(Records from a collection of figures)
---*---

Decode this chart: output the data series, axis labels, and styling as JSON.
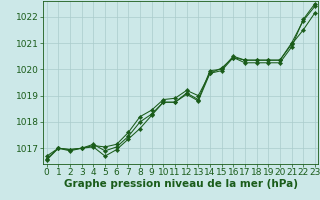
{
  "background_color": "#cce8e8",
  "grid_color": "#aacccc",
  "line_color": "#1a5c1a",
  "marker_color": "#1a5c1a",
  "xlabel": "Graphe pression niveau de la mer (hPa)",
  "xlabel_fontsize": 7.5,
  "tick_fontsize": 6.5,
  "xlim": [
    -0.3,
    23.3
  ],
  "ylim": [
    1016.4,
    1022.6
  ],
  "yticks": [
    1017,
    1018,
    1019,
    1020,
    1021,
    1022
  ],
  "xticks": [
    0,
    1,
    2,
    3,
    4,
    5,
    6,
    7,
    8,
    9,
    10,
    11,
    12,
    13,
    14,
    15,
    16,
    17,
    18,
    19,
    20,
    21,
    22,
    23
  ],
  "series": [
    [
      1016.6,
      1017.0,
      1016.95,
      1017.0,
      1017.15,
      1016.9,
      1017.05,
      1017.45,
      1018.0,
      1018.3,
      1018.75,
      1018.75,
      1019.1,
      1018.85,
      1019.95,
      1020.0,
      1020.5,
      1020.35,
      1020.35,
      1020.35,
      1020.35,
      1021.0,
      1021.85,
      1022.4
    ],
    [
      1016.7,
      1017.0,
      1016.95,
      1017.0,
      1017.1,
      1017.05,
      1017.15,
      1017.6,
      1018.2,
      1018.45,
      1018.85,
      1018.9,
      1019.2,
      1019.0,
      1019.85,
      1020.05,
      1020.45,
      1020.35,
      1020.35,
      1020.35,
      1020.35,
      1020.95,
      1021.5,
      1022.15
    ],
    [
      1016.55,
      1017.0,
      1016.9,
      1017.0,
      1017.05,
      1016.7,
      1016.95,
      1017.35,
      1017.75,
      1018.25,
      1018.75,
      1018.75,
      1019.05,
      1018.8,
      1019.85,
      1019.95,
      1020.45,
      1020.25,
      1020.25,
      1020.25,
      1020.25,
      1020.85,
      1021.9,
      1022.5
    ]
  ]
}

---*---

- **PROBLEM DETAILS**
Filter the data for the string "series" and copy every line that has it.

- **EXERCISE ANSWER**
Decode this chart: output the data series, axis labels, and styling as JSON.
  "series": [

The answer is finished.